**Ausgangsmaterial**

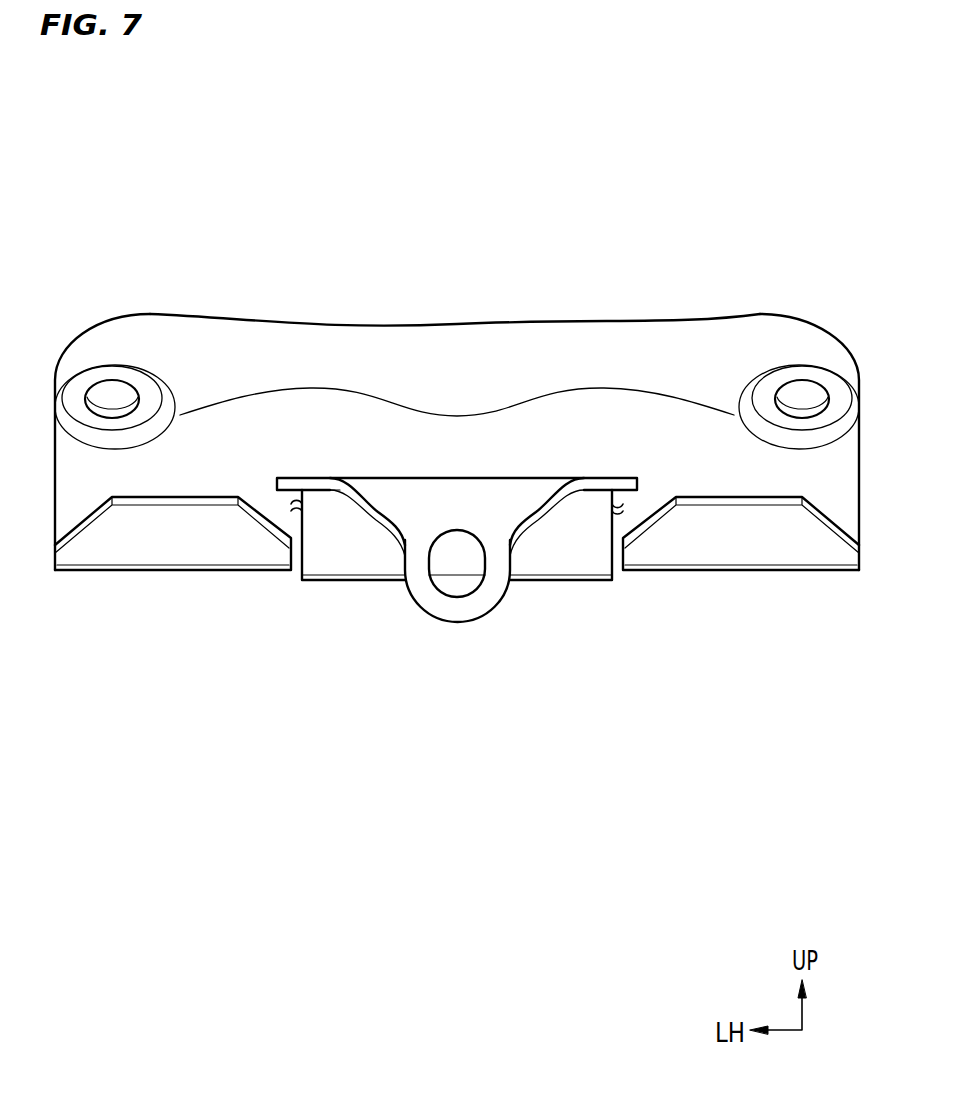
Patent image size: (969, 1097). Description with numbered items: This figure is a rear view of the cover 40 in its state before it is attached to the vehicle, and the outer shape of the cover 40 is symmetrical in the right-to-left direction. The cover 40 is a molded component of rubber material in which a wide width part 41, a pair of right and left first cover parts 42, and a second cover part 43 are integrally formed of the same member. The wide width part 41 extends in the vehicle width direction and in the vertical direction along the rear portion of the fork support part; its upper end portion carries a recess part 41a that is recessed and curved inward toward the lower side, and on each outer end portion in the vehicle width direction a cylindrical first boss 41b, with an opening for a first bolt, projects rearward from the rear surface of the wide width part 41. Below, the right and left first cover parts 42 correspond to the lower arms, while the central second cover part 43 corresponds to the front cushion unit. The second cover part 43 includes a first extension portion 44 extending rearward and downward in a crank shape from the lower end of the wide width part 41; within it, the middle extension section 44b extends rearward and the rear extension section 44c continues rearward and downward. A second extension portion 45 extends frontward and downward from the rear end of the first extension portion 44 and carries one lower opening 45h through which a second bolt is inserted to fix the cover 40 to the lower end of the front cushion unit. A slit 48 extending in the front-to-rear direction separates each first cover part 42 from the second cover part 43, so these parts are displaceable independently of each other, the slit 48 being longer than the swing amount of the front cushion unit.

The cover 40 is at (787, 103).
The wide width part 41 is at (308, 423).
The recess part 41a is at (402, 323).
The first boss 41b is at (116, 374).
The first cover part 42 is at (123, 547).
The second cover part 43 is at (635, 685).
The first extension portion 44 is at (588, 550).
The middle extension section 44b is at (358, 547).
The rear extension section 44c is at (606, 476).
The second extension portion 45 is at (517, 512).
The lower opening 45h is at (455, 590).
The slit 48 is at (295, 528).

**Aufgabe**
Schreib sämtliche Zeilen Wort für Wort heraus, aber ohne die Bilder.

**Antwort**
Patent image size: (969, 1097). Description with numbered items: This figure is a rear view of the cover 40 in its state before it is attached to the vehicle, and the outer shape of the cover 40 is symmetrical in the right-to-left direction. The cover 40 is a molded component of rubber material in which a wide width part 41, a pair of right and left first cover parts 42, and a second cover part 43 are integrally formed of the same member. The wide width part 41 extends in the vehicle width direction and in the vertical direction along the rear portion of the fork support part; its upper end portion carries a recess part 41a that is recessed and curved inward toward the lower side, and on each outer end portion in the vehicle width direction a cylindrical first boss 41b, with an opening for a first bolt, projects rearward from the rear surface of the wide width part 41. Below, the right and left first cover parts 42 correspond to the lower arms, while the central second cover part 43 corresponds to the front cushion unit. The second cover part 43 includes a first extension portion 44 extending rearward and downward in a crank shape from the lower end of the wide width part 41; within it, the middle extension section 44b extends rearward and the rear extension section 44c continues rearward and downward. A second extension portion 45 extends frontward and downward from the rear end of the first extension portion 44 and carries one lower opening 45h through which a second bolt is inserted to fix the cover 40 to the lower end of the front cushion unit. A slit 48 extending in the front-to-rear direction separates each first cover part 42 from the second cover part 43, so these parts are displaceable independently of each other, the slit 48 being longer than the swing amount of the front cushion unit.

The cover 40 is at (787, 103).
The wide width part 41 is at (308, 423).
The recess part 41a is at (402, 323).
The first boss 41b is at (116, 374).
The first cover part 42 is at (123, 547).
The second cover part 43 is at (635, 685).
The first extension portion 44 is at (588, 550).
The middle extension section 44b is at (358, 547).
The rear extension section 44c is at (606, 476).
The second extension portion 45 is at (517, 512).
The lower opening 45h is at (455, 590).
The slit 48 is at (295, 528).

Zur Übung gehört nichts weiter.